_Given exercise_
Where a line holds the string "neonatal", return that line.

_Data extracted from a collection_
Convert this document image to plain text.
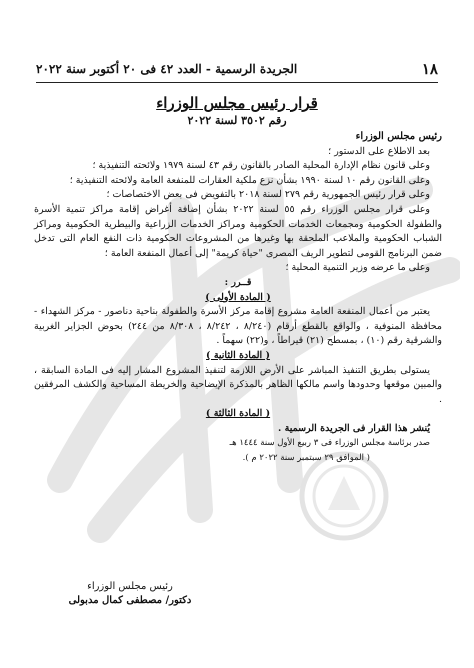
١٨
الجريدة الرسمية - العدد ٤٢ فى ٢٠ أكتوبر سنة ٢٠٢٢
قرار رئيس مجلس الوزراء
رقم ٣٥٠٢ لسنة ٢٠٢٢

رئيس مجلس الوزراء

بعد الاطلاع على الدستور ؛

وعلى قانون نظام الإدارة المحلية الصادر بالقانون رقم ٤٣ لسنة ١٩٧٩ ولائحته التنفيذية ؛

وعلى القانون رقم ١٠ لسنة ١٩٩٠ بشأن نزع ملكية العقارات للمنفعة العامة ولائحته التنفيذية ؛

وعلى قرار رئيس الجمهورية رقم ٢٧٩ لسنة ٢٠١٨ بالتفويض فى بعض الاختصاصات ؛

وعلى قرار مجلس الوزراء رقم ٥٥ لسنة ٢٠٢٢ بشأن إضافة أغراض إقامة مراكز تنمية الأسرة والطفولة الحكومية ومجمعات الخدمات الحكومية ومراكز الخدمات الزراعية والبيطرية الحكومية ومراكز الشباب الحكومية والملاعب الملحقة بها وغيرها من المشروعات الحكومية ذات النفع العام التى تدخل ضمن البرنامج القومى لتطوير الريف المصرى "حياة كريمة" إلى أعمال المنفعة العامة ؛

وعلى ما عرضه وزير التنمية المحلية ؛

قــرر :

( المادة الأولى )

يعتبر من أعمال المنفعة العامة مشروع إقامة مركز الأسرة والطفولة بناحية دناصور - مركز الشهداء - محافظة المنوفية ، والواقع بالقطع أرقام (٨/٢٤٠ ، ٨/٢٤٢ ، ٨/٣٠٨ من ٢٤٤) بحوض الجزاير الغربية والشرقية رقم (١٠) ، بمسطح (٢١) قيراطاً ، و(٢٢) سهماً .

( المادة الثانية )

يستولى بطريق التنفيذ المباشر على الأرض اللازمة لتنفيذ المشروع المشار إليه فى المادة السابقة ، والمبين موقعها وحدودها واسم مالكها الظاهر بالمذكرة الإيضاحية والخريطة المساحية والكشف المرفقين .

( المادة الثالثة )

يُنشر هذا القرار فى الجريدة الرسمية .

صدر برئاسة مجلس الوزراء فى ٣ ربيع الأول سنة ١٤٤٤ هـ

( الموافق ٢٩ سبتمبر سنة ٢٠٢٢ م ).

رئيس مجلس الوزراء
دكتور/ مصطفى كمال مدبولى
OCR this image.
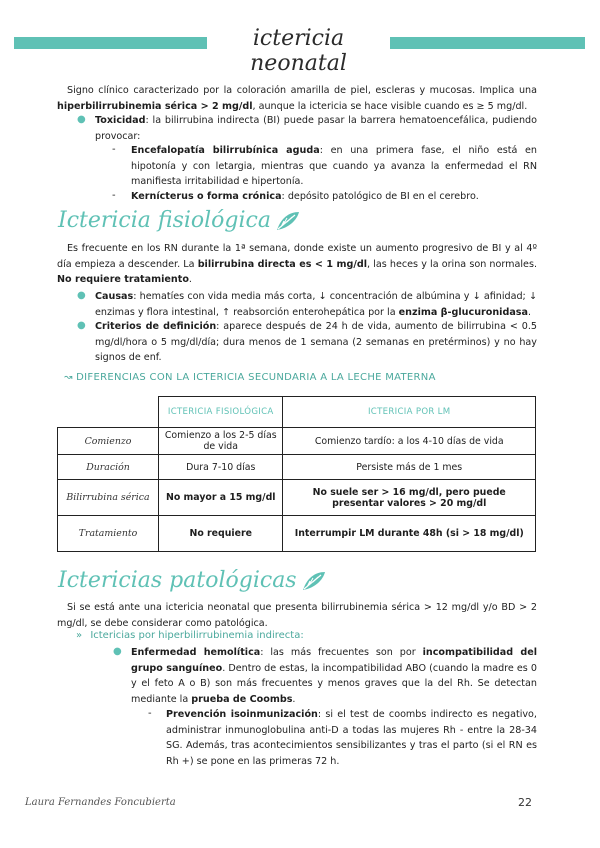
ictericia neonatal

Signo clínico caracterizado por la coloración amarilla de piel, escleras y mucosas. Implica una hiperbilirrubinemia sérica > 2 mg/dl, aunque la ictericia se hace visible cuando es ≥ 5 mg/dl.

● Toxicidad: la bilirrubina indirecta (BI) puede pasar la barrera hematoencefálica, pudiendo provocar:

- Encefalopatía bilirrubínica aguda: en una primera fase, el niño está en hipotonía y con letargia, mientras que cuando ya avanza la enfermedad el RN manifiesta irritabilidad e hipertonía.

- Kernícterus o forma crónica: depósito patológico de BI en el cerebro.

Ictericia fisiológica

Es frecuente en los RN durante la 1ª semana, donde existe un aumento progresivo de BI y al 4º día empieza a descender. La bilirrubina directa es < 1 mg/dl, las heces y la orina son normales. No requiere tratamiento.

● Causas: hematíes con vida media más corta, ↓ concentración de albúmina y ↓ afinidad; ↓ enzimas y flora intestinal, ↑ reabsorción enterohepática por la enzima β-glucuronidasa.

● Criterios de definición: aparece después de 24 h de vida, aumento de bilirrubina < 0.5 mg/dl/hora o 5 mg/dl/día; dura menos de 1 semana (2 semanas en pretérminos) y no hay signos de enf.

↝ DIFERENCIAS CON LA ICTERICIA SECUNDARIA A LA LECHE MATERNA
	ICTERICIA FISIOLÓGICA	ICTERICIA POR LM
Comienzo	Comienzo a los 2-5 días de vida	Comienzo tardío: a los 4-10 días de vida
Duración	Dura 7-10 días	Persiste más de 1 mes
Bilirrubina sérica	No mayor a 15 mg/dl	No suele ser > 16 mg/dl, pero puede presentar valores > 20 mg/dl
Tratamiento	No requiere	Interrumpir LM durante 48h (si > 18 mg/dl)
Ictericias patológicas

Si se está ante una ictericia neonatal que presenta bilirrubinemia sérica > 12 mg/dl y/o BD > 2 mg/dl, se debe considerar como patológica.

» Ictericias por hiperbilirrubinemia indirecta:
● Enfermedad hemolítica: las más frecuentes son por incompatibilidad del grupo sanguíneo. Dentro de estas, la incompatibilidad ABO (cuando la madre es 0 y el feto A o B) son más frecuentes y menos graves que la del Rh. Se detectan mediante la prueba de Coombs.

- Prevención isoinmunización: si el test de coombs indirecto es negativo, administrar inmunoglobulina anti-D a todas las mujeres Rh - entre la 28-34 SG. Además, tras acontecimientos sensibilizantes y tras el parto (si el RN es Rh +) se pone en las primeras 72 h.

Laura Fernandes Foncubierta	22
--
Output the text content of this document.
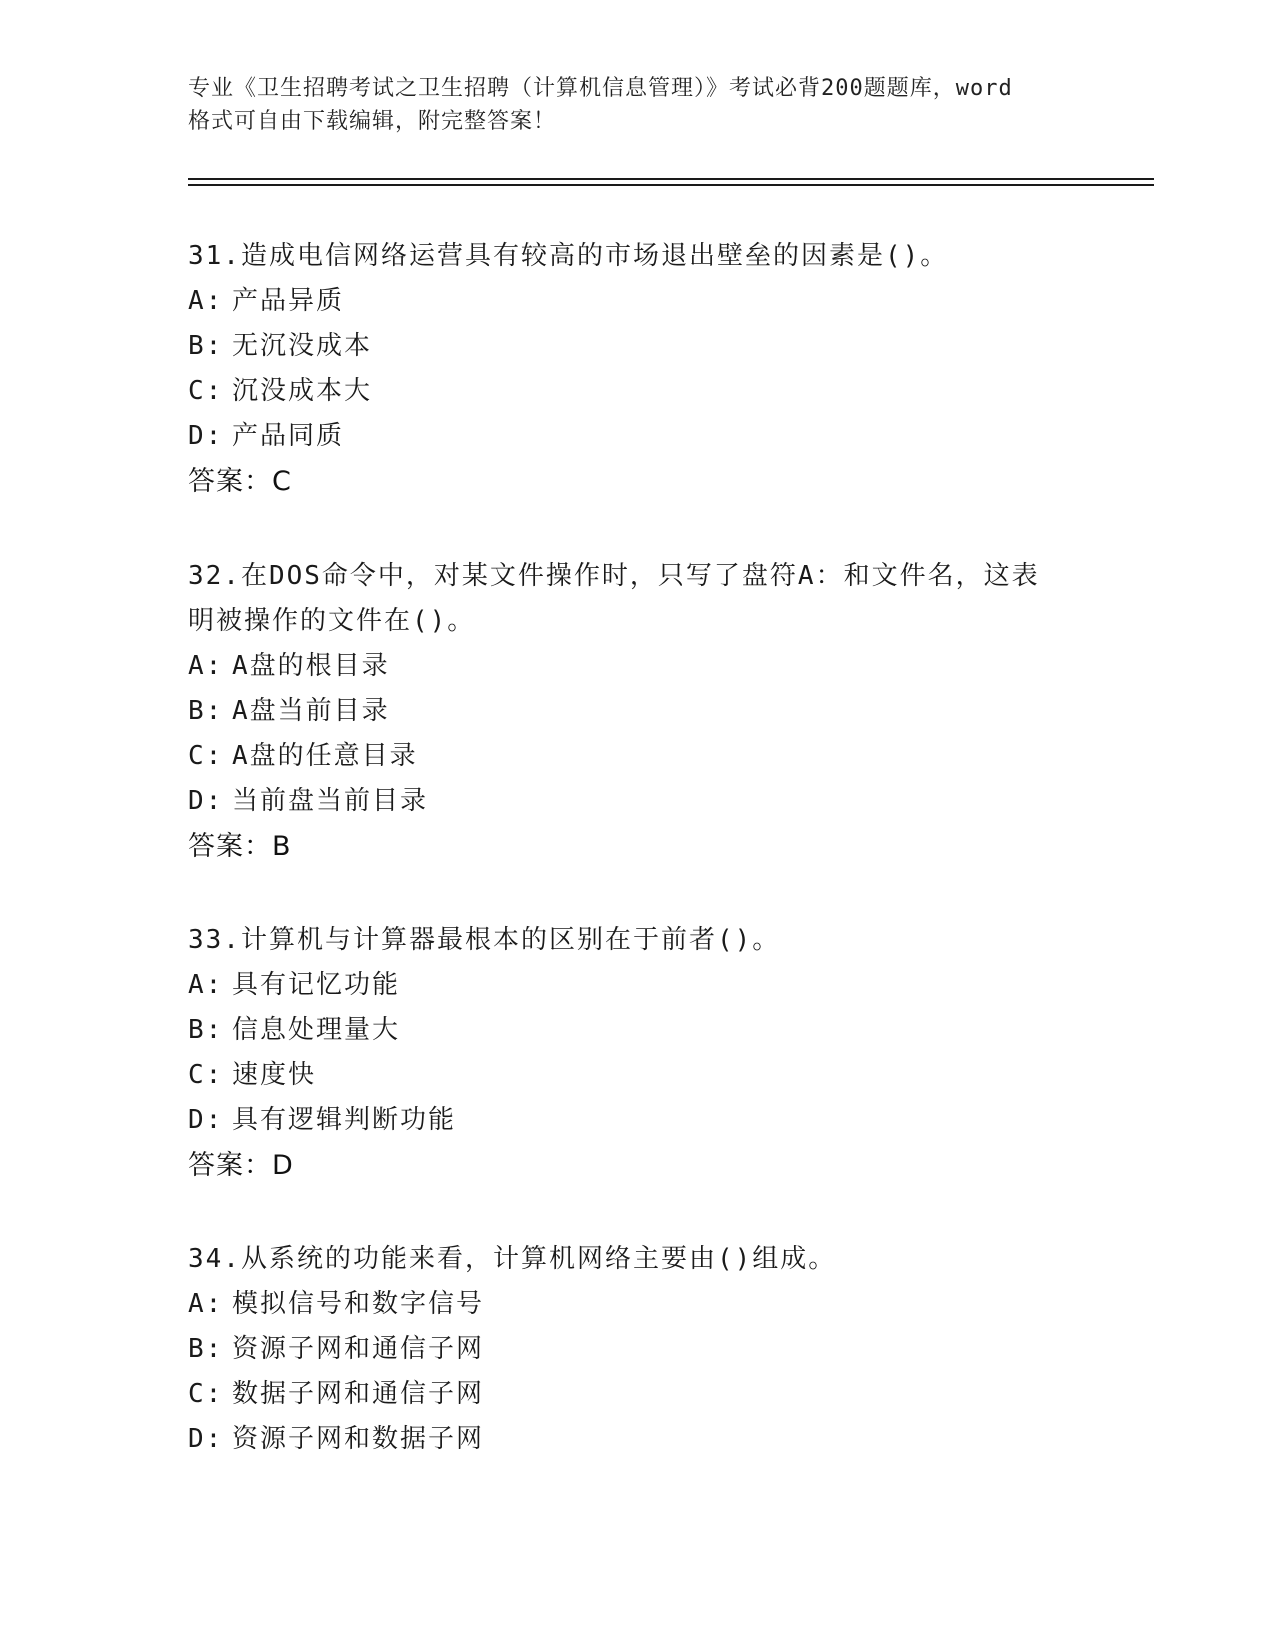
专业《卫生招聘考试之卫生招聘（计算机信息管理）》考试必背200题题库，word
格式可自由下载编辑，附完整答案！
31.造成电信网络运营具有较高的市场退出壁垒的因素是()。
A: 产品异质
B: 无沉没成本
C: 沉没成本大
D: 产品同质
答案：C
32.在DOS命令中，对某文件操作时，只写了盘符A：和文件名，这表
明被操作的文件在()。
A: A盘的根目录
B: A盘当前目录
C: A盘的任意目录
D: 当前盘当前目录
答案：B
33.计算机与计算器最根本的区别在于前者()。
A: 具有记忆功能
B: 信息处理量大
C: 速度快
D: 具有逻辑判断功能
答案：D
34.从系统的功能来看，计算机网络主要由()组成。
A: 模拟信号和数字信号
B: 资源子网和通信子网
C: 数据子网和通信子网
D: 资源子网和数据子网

_Correct answer_
ictericia neonatal
Si se está ante una ictericia neonatal que presenta bilirrubinemia sérica > 12 mg/dl y/o BD > 2 mg/dl, se debe considerar como patológica.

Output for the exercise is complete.